# START OF Records to process

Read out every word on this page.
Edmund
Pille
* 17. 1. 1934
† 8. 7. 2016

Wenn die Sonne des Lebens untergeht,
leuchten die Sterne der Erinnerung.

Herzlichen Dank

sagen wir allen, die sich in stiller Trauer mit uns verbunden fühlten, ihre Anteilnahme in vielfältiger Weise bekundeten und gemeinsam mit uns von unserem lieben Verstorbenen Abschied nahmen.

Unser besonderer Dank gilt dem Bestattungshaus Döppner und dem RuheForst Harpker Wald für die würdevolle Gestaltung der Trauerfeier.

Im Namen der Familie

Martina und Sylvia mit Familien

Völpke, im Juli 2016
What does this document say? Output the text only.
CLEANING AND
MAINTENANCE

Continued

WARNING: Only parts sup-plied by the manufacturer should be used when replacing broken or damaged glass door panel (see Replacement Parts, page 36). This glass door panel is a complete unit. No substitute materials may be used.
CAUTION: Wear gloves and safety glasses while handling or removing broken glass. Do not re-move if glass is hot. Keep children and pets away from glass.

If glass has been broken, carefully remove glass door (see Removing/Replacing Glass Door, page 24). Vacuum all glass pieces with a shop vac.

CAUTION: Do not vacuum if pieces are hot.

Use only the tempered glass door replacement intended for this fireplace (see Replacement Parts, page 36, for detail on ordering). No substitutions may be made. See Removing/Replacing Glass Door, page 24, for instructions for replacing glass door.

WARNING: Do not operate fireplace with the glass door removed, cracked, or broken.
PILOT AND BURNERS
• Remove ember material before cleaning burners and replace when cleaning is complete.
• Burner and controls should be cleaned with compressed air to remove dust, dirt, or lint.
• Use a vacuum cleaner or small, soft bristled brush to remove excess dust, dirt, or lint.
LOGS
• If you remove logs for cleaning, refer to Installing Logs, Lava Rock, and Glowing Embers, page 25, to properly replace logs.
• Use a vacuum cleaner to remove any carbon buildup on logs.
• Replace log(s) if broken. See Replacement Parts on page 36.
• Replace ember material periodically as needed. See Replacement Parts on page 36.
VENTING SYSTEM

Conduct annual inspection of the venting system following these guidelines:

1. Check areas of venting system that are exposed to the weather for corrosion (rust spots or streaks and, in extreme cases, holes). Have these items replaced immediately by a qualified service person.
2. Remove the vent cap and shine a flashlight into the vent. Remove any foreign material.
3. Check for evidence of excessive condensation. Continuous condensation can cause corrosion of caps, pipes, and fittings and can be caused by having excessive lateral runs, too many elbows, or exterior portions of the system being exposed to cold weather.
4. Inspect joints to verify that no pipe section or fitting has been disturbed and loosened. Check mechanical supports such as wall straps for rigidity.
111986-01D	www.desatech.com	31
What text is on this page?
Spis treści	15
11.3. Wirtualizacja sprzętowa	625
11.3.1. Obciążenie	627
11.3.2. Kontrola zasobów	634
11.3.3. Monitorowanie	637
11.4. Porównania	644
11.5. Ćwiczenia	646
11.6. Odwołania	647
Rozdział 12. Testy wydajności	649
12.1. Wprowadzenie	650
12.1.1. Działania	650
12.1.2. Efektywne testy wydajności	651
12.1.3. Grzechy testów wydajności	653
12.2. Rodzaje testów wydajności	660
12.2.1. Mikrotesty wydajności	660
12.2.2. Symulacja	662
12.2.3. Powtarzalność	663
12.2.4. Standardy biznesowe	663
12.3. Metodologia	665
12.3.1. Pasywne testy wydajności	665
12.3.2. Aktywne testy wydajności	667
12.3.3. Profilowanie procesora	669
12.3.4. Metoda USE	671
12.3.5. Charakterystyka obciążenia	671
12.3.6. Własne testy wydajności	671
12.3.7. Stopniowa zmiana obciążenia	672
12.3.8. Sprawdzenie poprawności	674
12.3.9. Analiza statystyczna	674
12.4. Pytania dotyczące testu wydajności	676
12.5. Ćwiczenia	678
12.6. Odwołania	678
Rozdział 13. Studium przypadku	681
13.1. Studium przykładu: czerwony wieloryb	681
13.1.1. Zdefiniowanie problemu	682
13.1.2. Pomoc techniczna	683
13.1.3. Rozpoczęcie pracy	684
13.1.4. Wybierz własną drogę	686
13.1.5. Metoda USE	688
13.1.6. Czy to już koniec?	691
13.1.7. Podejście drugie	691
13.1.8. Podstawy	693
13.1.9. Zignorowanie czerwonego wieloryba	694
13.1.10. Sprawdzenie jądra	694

# END OF Records to process

Which lines in the records above contain the string "pieces"? Copy each one.

* _Answer to the exercise_
If glass has been broken, carefully remove glass door (see Removing/Replacing Glass Door, page 24). Vacuum all glass pieces with a shop vac.
CAUTION: Do not vacuum if pieces are hot.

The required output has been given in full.